▶ _Figure content listings_
------------------------------------------------------------

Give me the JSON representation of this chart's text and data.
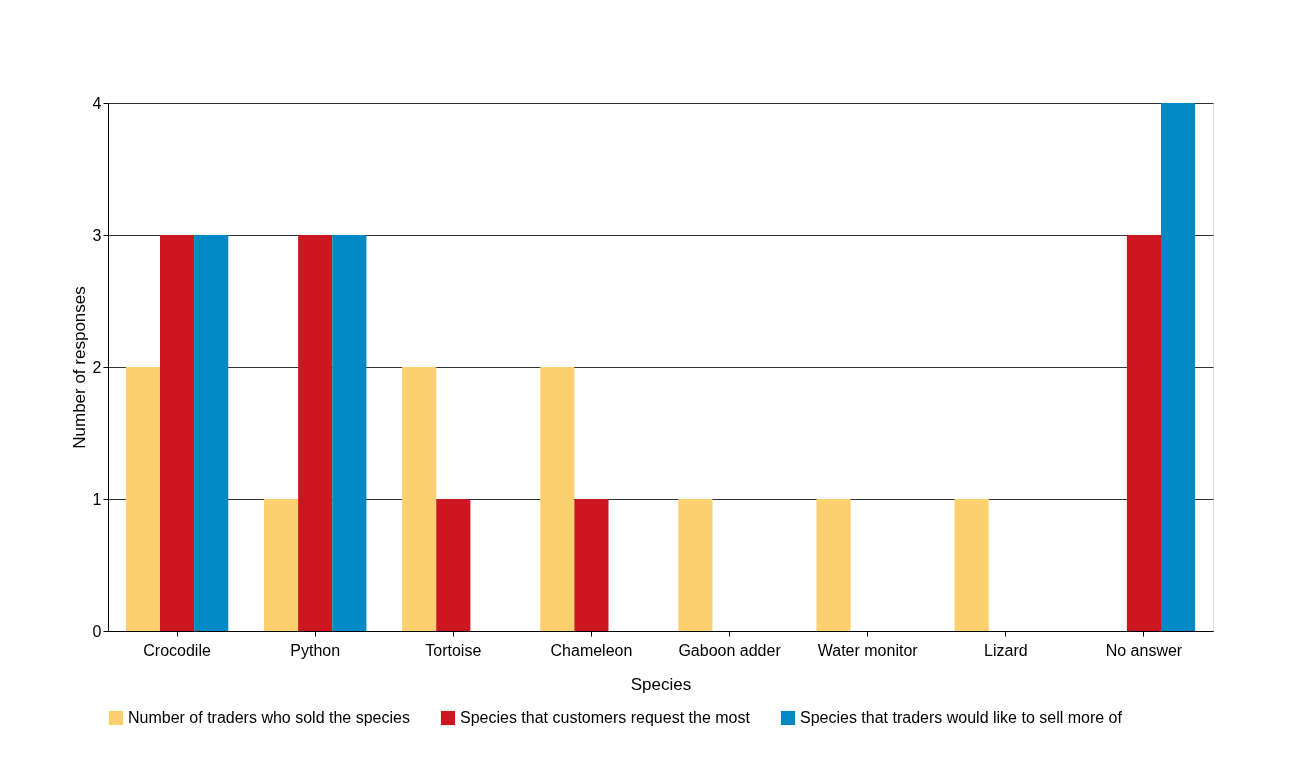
{
  "chart_data": {
    "type": "bar",
    "xlabel": "Species",
    "ylabel": "Number of responses",
    "categories": [
      "Crocodile",
      "Python",
      "Tortoise",
      "Chameleon",
      "Gaboon adder",
      "Water monitor",
      "Lizard",
      "No answer"
    ],
    "series": [
      {
        "name": "Number of traders who sold the species",
        "color": "#fdd06f",
        "values": [
          2,
          1,
          2,
          2,
          1,
          1,
          1,
          0
        ]
      },
      {
        "name": "Species that customers request the most",
        "color": "#cc1720",
        "values": [
          3,
          3,
          1,
          1,
          0,
          0,
          0,
          3
        ]
      },
      {
        "name": "Species that traders would like to sell more of",
        "color": "#0089c4",
        "values": [
          3,
          3,
          0,
          0,
          0,
          0,
          0,
          4
        ]
      }
    ],
    "ylim": [
      0,
      4
    ],
    "yticks": [
      0,
      1,
      2,
      3,
      4
    ],
    "grid": "y",
    "legend": "bottom"
  }
}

------------------------------------------------------------

▶ _Aim of the task_
Without including the pictures, reproduce all entries exactly.

▶ _Exercise result_
Give me the JSON representation of this chart's text and data.
{
  "chart_data": {
    "type": "bar",
    "xlabel": "Species",
    "ylabel": "Number of responses",
    "categories": [
      "Crocodile",
      "Python",
      "Tortoise",
      "Chameleon",
      "Gaboon adder",
      "Water monitor",
      "Lizard",
      "No answer"
    ],
    "series": [
      {
        "name": "Number of traders who sold the species",
        "color": "#fdd06f",
        "values": [
          2,
          1,
          2,
          2,
          1,
          1,
          1,
          0
        ]
      },
      {
        "name": "Species that customers request the most",
        "color": "#cc1720",
        "values": [
          3,
          3,
          1,
          1,
          0,
          0,
          0,
          3
        ]
      },
      {
        "name": "Species that traders would like to sell more of",
        "color": "#0089c4",
        "values": [
          3,
          3,
          0,
          0,
          0,
          0,
          0,
          4
        ]
      }
    ],
    "ylim": [
      0,
      4
    ],
    "yticks": [
      0,
      1,
      2,
      3,
      4
    ],
    "grid": "y",
    "legend": "bottom"
  }
}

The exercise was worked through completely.